◆ Set problem ◆
Images are not part of the copy; transcribe all the data exactly.

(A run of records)
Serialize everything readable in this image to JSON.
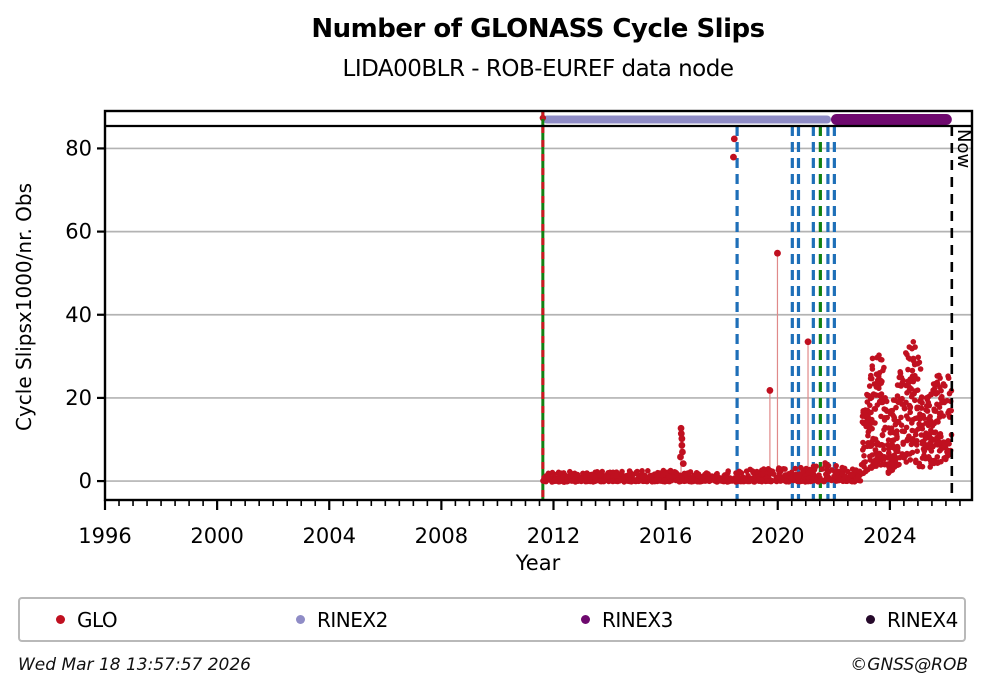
{
  "header": {
    "title": "Number of GLONASS Cycle Slips",
    "subtitle": "LIDA00BLR - ROB-EUREF data node"
  },
  "footer": {
    "timestamp": "Wed Mar 18 13:57:57 2026",
    "credit": "©GNSS@ROB"
  },
  "chart_data": {
    "type": "scatter",
    "title": "Number of GLONASS Cycle Slips",
    "subtitle": "LIDA00BLR - ROB-EUREF data node",
    "xlabel": "Year",
    "ylabel": "Cycle Slipsx1000/nr. Obs",
    "x_range": [
      1996,
      2026.93
    ],
    "y_range": [
      -4.55,
      89.0
    ],
    "y_ticks": [
      0,
      20,
      40,
      60,
      80
    ],
    "x_major_ticks": [
      1996,
      2000,
      2004,
      2008,
      2012,
      2016,
      2020,
      2024
    ],
    "x_minor_step": 0.5,
    "grid": "horizontal",
    "legend": [
      {
        "label": "GLO",
        "color": "#c01020"
      },
      {
        "label": "RINEX2",
        "color": "#8f8cc6"
      },
      {
        "label": "RINEX3",
        "color": "#6e096e"
      },
      {
        "label": "RINEX4",
        "color": "#26092b"
      }
    ],
    "colors": {
      "glo_points": "#c01020",
      "event_blue": "#1e6fb8",
      "event_green": "#128012",
      "event_red_overlay": "#cc1822",
      "gridline": "#b3b3b3",
      "dropline": "#e08a8a",
      "now_line": "#000000"
    },
    "rinex_bars": [
      {
        "name": "RINEX2",
        "start": 2011.62,
        "end": 2021.9,
        "color": "#8f8cc6",
        "thickness": 8
      },
      {
        "name": "RINEX3",
        "start": 2021.9,
        "end": 2026.21,
        "color": "#6e096e",
        "thickness": 11
      }
    ],
    "start_marker": {
      "year": 2011.62,
      "color": "#c01020"
    },
    "event_lines": [
      {
        "year": 2011.62,
        "kind": "receiver-antenna-change",
        "style": "solid",
        "color": "#128012",
        "overlay_color": "#cc1822"
      },
      {
        "year": 2018.55,
        "kind": "change",
        "style": "dashed",
        "color": "#1e6fb8"
      },
      {
        "year": 2020.52,
        "kind": "change",
        "style": "dashed",
        "color": "#1e6fb8"
      },
      {
        "year": 2020.74,
        "kind": "change",
        "style": "dashed",
        "color": "#1e6fb8"
      },
      {
        "year": 2021.27,
        "kind": "change",
        "style": "dashed",
        "color": "#1e6fb8"
      },
      {
        "year": 2021.52,
        "kind": "change",
        "style": "dashed",
        "color": "#128012"
      },
      {
        "year": 2021.79,
        "kind": "change",
        "style": "dashed",
        "color": "#1e6fb8"
      },
      {
        "year": 2022.02,
        "kind": "change",
        "style": "dashed",
        "color": "#1e6fb8"
      }
    ],
    "now": {
      "year": 2026.21,
      "label": "Now"
    },
    "outlier_points": [
      {
        "year": 2018.45,
        "value": 82.3,
        "drop": false
      },
      {
        "year": 2018.42,
        "value": 77.9,
        "drop": false
      },
      {
        "year": 2019.72,
        "value": 21.8,
        "drop": true
      },
      {
        "year": 2019.99,
        "value": 54.8,
        "drop": true
      },
      {
        "year": 2021.08,
        "value": 33.5,
        "drop": true
      },
      {
        "year": 2016.55,
        "value": 12.7,
        "drop": true
      },
      {
        "year": 2016.56,
        "value": 11.4,
        "drop": false
      },
      {
        "year": 2016.58,
        "value": 10.2,
        "drop": false
      },
      {
        "year": 2016.58,
        "value": 8.6,
        "drop": false
      },
      {
        "year": 2016.6,
        "value": 7.0,
        "drop": false
      },
      {
        "year": 2016.53,
        "value": 5.8,
        "drop": false
      },
      {
        "year": 2016.63,
        "value": 4.2,
        "drop": false
      }
    ],
    "scatter_bands": [
      {
        "name": "baseline-low-noise",
        "points_per_year": 80,
        "bias": 2.6,
        "envelope": [
          [
            2011.62,
            0,
            2.4
          ],
          [
            2013.0,
            0,
            2.0
          ],
          [
            2014.5,
            0,
            2.4
          ],
          [
            2016.4,
            0,
            2.6
          ],
          [
            2017.5,
            0,
            2.0
          ],
          [
            2019.0,
            0,
            2.6
          ],
          [
            2020.3,
            0,
            3.6
          ],
          [
            2021.0,
            0,
            3.2
          ],
          [
            2021.6,
            0,
            4.6
          ],
          [
            2022.1,
            0,
            4.2
          ],
          [
            2022.6,
            0,
            3.2
          ],
          [
            2022.97,
            0,
            3.0
          ]
        ]
      },
      {
        "name": "noisy-cluster",
        "points_per_year": 150,
        "bias": 1.2,
        "envelope": [
          [
            2022.98,
            1,
            16
          ],
          [
            2023.1,
            2,
            19
          ],
          [
            2023.35,
            3,
            30
          ],
          [
            2023.75,
            4,
            31
          ],
          [
            2023.95,
            2,
            14
          ],
          [
            2024.15,
            3,
            20
          ],
          [
            2024.45,
            4,
            29
          ],
          [
            2024.8,
            5,
            34.5
          ],
          [
            2025.1,
            3,
            28
          ],
          [
            2025.4,
            3,
            20
          ],
          [
            2025.7,
            4,
            26
          ],
          [
            2026.0,
            5,
            28
          ],
          [
            2026.2,
            6,
            27.5
          ]
        ]
      }
    ],
    "scatter_seed": 1337
  }
}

◆ Solution for this task ◆
Serialize everything readable in this image to JSON.
{
  "header": {
    "title": "Number of GLONASS Cycle Slips",
    "subtitle": "LIDA00BLR - ROB-EUREF data node"
  },
  "footer": {
    "timestamp": "Wed Mar 18 13:57:57 2026",
    "credit": "©GNSS@ROB"
  },
  "chart_data": {
    "type": "scatter",
    "title": "Number of GLONASS Cycle Slips",
    "subtitle": "LIDA00BLR - ROB-EUREF data node",
    "xlabel": "Year",
    "ylabel": "Cycle Slipsx1000/nr. Obs",
    "x_range": [
      1996,
      2026.93
    ],
    "y_range": [
      -4.55,
      89.0
    ],
    "y_ticks": [
      0,
      20,
      40,
      60,
      80
    ],
    "x_major_ticks": [
      1996,
      2000,
      2004,
      2008,
      2012,
      2016,
      2020,
      2024
    ],
    "x_minor_step": 0.5,
    "grid": "horizontal",
    "legend": [
      {
        "label": "GLO",
        "color": "#c01020"
      },
      {
        "label": "RINEX2",
        "color": "#8f8cc6"
      },
      {
        "label": "RINEX3",
        "color": "#6e096e"
      },
      {
        "label": "RINEX4",
        "color": "#26092b"
      }
    ],
    "colors": {
      "glo_points": "#c01020",
      "event_blue": "#1e6fb8",
      "event_green": "#128012",
      "event_red_overlay": "#cc1822",
      "gridline": "#b3b3b3",
      "dropline": "#e08a8a",
      "now_line": "#000000"
    },
    "rinex_bars": [
      {
        "name": "RINEX2",
        "start": 2011.62,
        "end": 2021.9,
        "color": "#8f8cc6",
        "thickness": 8
      },
      {
        "name": "RINEX3",
        "start": 2021.9,
        "end": 2026.21,
        "color": "#6e096e",
        "thickness": 11
      }
    ],
    "start_marker": {
      "year": 2011.62,
      "color": "#c01020"
    },
    "event_lines": [
      {
        "year": 2011.62,
        "kind": "receiver-antenna-change",
        "style": "solid",
        "color": "#128012",
        "overlay_color": "#cc1822"
      },
      {
        "year": 2018.55,
        "kind": "change",
        "style": "dashed",
        "color": "#1e6fb8"
      },
      {
        "year": 2020.52,
        "kind": "change",
        "style": "dashed",
        "color": "#1e6fb8"
      },
      {
        "year": 2020.74,
        "kind": "change",
        "style": "dashed",
        "color": "#1e6fb8"
      },
      {
        "year": 2021.27,
        "kind": "change",
        "style": "dashed",
        "color": "#1e6fb8"
      },
      {
        "year": 2021.52,
        "kind": "change",
        "style": "dashed",
        "color": "#128012"
      },
      {
        "year": 2021.79,
        "kind": "change",
        "style": "dashed",
        "color": "#1e6fb8"
      },
      {
        "year": 2022.02,
        "kind": "change",
        "style": "dashed",
        "color": "#1e6fb8"
      }
    ],
    "now": {
      "year": 2026.21,
      "label": "Now"
    },
    "outlier_points": [
      {
        "year": 2018.45,
        "value": 82.3,
        "drop": false
      },
      {
        "year": 2018.42,
        "value": 77.9,
        "drop": false
      },
      {
        "year": 2019.72,
        "value": 21.8,
        "drop": true
      },
      {
        "year": 2019.99,
        "value": 54.8,
        "drop": true
      },
      {
        "year": 2021.08,
        "value": 33.5,
        "drop": true
      },
      {
        "year": 2016.55,
        "value": 12.7,
        "drop": true
      },
      {
        "year": 2016.56,
        "value": 11.4,
        "drop": false
      },
      {
        "year": 2016.58,
        "value": 10.2,
        "drop": false
      },
      {
        "year": 2016.58,
        "value": 8.6,
        "drop": false
      },
      {
        "year": 2016.6,
        "value": 7.0,
        "drop": false
      },
      {
        "year": 2016.53,
        "value": 5.8,
        "drop": false
      },
      {
        "year": 2016.63,
        "value": 4.2,
        "drop": false
      }
    ],
    "scatter_bands": [
      {
        "name": "baseline-low-noise",
        "points_per_year": 80,
        "bias": 2.6,
        "envelope": [
          [
            2011.62,
            0,
            2.4
          ],
          [
            2013.0,
            0,
            2.0
          ],
          [
            2014.5,
            0,
            2.4
          ],
          [
            2016.4,
            0,
            2.6
          ],
          [
            2017.5,
            0,
            2.0
          ],
          [
            2019.0,
            0,
            2.6
          ],
          [
            2020.3,
            0,
            3.6
          ],
          [
            2021.0,
            0,
            3.2
          ],
          [
            2021.6,
            0,
            4.6
          ],
          [
            2022.1,
            0,
            4.2
          ],
          [
            2022.6,
            0,
            3.2
          ],
          [
            2022.97,
            0,
            3.0
          ]
        ]
      },
      {
        "name": "noisy-cluster",
        "points_per_year": 150,
        "bias": 1.2,
        "envelope": [
          [
            2022.98,
            1,
            16
          ],
          [
            2023.1,
            2,
            19
          ],
          [
            2023.35,
            3,
            30
          ],
          [
            2023.75,
            4,
            31
          ],
          [
            2023.95,
            2,
            14
          ],
          [
            2024.15,
            3,
            20
          ],
          [
            2024.45,
            4,
            29
          ],
          [
            2024.8,
            5,
            34.5
          ],
          [
            2025.1,
            3,
            28
          ],
          [
            2025.4,
            3,
            20
          ],
          [
            2025.7,
            4,
            26
          ],
          [
            2026.0,
            5,
            28
          ],
          [
            2026.2,
            6,
            27.5
          ]
        ]
      }
    ],
    "scatter_seed": 1337
  }
}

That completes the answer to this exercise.